======== Record list

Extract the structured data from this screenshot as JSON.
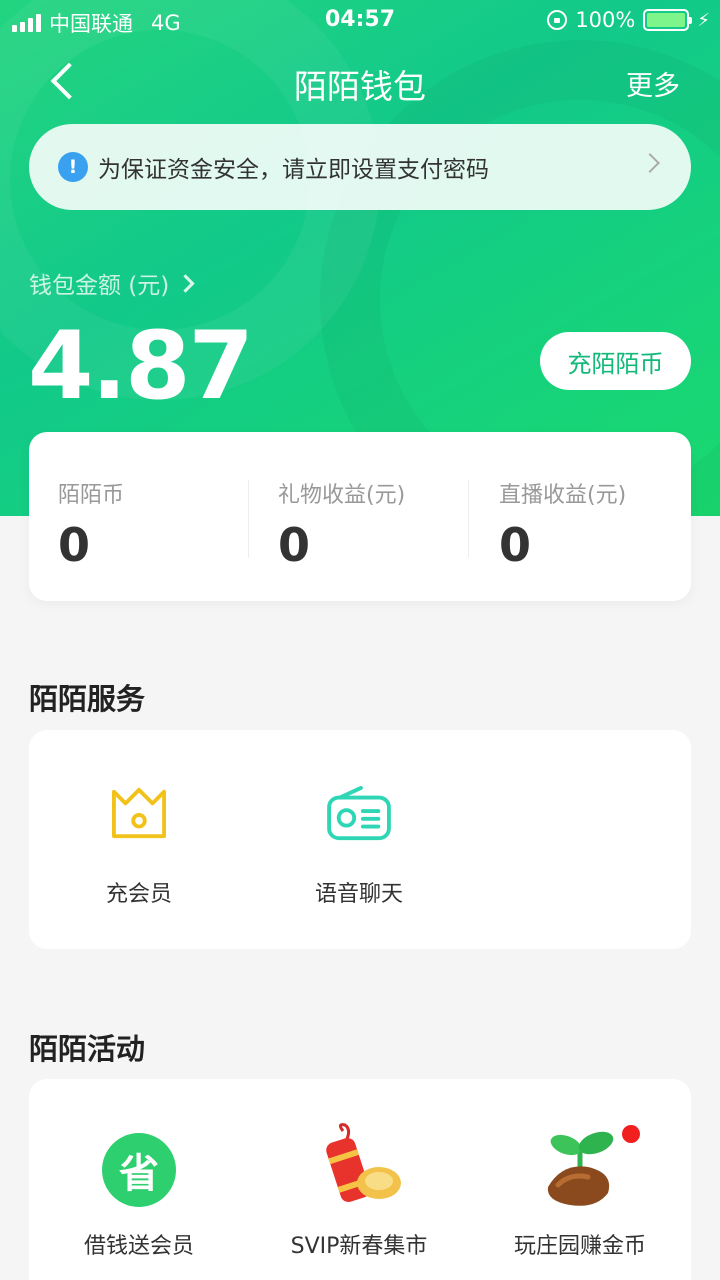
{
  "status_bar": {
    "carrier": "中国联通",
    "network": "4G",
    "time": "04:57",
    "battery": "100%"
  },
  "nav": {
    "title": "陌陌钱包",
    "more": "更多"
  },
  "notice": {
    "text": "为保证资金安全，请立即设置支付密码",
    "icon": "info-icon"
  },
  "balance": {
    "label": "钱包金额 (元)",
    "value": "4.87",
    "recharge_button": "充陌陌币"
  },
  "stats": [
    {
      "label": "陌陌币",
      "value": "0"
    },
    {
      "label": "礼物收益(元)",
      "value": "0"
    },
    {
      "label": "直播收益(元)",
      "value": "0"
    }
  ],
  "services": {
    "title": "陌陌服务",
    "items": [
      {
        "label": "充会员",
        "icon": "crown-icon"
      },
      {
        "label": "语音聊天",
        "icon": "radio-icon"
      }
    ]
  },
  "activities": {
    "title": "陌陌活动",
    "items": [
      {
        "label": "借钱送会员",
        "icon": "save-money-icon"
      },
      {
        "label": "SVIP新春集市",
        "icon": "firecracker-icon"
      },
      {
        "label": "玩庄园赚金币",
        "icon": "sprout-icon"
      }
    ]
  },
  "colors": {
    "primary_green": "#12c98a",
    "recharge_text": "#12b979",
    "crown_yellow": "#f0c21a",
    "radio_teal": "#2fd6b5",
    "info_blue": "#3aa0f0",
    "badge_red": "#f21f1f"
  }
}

================
======== Record list

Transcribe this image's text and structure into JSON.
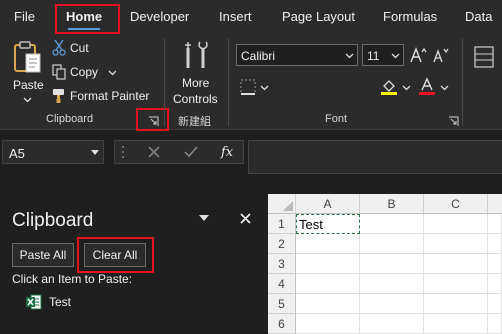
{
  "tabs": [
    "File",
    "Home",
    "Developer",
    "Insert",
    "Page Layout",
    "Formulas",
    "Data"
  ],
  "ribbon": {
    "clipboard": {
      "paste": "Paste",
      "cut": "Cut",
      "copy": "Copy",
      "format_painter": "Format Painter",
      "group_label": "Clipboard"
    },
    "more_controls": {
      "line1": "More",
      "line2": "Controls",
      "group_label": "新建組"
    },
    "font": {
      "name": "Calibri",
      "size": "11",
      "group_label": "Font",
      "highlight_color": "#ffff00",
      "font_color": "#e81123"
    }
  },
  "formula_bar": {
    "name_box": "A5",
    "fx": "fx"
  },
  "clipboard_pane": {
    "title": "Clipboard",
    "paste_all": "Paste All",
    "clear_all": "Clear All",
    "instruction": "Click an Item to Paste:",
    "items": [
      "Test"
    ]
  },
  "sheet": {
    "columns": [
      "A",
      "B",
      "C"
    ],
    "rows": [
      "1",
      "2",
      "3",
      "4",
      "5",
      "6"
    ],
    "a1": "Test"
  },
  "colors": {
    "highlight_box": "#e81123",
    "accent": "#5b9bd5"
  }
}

================

> [Problem to solve]:
From the entries above, copy every line containing the word "JSON".

> [Exercise response]:
Extract the structured data from this screenshot as JSON.
Transcribe this image's text and structure into JSON.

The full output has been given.